= Task statement =
Copy the material below verbatim, from its first line up to and including the line that contains "927, 300, 964]".

= Records =

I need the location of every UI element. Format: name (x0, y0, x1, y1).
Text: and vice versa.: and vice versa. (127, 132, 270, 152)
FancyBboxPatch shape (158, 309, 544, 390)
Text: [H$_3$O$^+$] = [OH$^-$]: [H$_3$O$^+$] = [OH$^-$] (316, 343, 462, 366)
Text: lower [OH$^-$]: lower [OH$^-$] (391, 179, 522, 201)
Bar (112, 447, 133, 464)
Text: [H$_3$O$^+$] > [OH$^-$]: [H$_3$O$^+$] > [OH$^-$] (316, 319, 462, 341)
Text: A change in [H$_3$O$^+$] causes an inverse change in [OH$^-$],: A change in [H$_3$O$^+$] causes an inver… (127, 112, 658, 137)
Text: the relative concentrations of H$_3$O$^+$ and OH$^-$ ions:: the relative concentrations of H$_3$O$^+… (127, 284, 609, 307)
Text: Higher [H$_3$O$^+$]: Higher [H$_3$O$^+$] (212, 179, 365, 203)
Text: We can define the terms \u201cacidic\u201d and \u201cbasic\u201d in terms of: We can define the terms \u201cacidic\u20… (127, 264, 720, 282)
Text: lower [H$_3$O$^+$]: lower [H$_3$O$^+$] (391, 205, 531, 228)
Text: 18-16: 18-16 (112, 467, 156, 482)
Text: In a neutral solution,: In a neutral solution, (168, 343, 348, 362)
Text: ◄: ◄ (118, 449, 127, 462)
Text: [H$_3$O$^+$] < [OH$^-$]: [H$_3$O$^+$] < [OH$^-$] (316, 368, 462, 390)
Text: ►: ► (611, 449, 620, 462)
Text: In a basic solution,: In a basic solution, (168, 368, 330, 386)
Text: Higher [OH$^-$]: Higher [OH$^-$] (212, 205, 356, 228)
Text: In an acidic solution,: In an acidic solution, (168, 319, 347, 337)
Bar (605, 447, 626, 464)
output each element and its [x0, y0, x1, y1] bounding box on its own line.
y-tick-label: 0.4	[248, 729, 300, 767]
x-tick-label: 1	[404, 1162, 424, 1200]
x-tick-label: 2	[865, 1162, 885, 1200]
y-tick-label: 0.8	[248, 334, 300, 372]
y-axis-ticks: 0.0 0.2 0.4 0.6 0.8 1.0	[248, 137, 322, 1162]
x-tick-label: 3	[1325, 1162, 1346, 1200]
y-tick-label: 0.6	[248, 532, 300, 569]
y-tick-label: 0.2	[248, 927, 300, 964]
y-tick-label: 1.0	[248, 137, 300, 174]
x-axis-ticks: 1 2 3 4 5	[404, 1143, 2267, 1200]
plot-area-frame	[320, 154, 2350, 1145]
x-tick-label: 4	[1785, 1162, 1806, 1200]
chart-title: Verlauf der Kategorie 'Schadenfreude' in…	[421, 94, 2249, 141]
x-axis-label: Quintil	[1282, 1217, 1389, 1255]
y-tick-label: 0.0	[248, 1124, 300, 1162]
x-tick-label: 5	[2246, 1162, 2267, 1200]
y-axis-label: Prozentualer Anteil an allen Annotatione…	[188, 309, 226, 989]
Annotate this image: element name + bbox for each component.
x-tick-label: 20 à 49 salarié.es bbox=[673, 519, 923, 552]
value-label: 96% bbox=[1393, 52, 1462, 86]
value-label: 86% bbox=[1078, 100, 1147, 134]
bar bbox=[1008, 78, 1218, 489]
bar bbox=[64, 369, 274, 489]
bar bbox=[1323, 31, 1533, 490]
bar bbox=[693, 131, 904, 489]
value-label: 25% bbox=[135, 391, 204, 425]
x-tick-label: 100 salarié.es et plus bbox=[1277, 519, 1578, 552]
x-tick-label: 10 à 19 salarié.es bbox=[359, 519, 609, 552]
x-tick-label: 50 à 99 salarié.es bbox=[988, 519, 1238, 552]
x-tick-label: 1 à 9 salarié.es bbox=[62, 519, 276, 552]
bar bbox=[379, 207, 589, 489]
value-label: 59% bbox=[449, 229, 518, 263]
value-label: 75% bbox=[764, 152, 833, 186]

= Full output =
I need the location of every UI element. Format: name (x0, y0, x1, y1).
Text: and vice versa.: and vice versa. (127, 132, 270, 152)
FancyBboxPatch shape (158, 309, 544, 390)
Text: [H$_3$O$^+$] = [OH$^-$]: [H$_3$O$^+$] = [OH$^-$] (316, 343, 462, 366)
Text: lower [OH$^-$]: lower [OH$^-$] (391, 179, 522, 201)
Bar (112, 447, 133, 464)
Text: [H$_3$O$^+$] > [OH$^-$]: [H$_3$O$^+$] > [OH$^-$] (316, 319, 462, 341)
Text: A change in [H$_3$O$^+$] causes an inverse change in [OH$^-$],: A change in [H$_3$O$^+$] causes an inver… (127, 112, 658, 137)
Text: the relative concentrations of H$_3$O$^+$ and OH$^-$ ions:: the relative concentrations of H$_3$O$^+… (127, 284, 609, 307)
Text: Higher [H$_3$O$^+$]: Higher [H$_3$O$^+$] (212, 179, 365, 203)
Text: We can define the terms \u201cacidic\u201d and \u201cbasic\u201d in terms of: We can define the terms \u201cacidic\u20… (127, 264, 720, 282)
Text: lower [H$_3$O$^+$]: lower [H$_3$O$^+$] (391, 205, 531, 228)
Text: 18-16: 18-16 (112, 467, 156, 482)
Text: In a neutral solution,: In a neutral solution, (168, 343, 348, 362)
Text: ◄: ◄ (118, 449, 127, 462)
Text: [H$_3$O$^+$] < [OH$^-$]: [H$_3$O$^+$] < [OH$^-$] (316, 368, 462, 390)
Text: ►: ► (611, 449, 620, 462)
Text: In a basic solution,: In a basic solution, (168, 368, 330, 386)
Text: Higher [OH$^-$]: Higher [OH$^-$] (212, 205, 356, 228)
Text: In an acidic solution,: In an acidic solution, (168, 319, 347, 337)
Bar (605, 447, 626, 464)
output each element and its [x0, y0, x1, y1] bounding box on its own line.
y-tick-label: 0.4	[248, 729, 300, 767]
x-tick-label: 1	[404, 1162, 424, 1200]
x-tick-label: 2	[865, 1162, 885, 1200]
y-tick-label: 0.8	[248, 334, 300, 372]
y-axis-ticks: 0.0 0.2 0.4 0.6 0.8 1.0	[248, 137, 322, 1162]
x-tick-label: 3	[1325, 1162, 1346, 1200]
y-tick-label: 0.6	[248, 532, 300, 569]
y-tick-label: 0.2	[248, 927, 300, 964]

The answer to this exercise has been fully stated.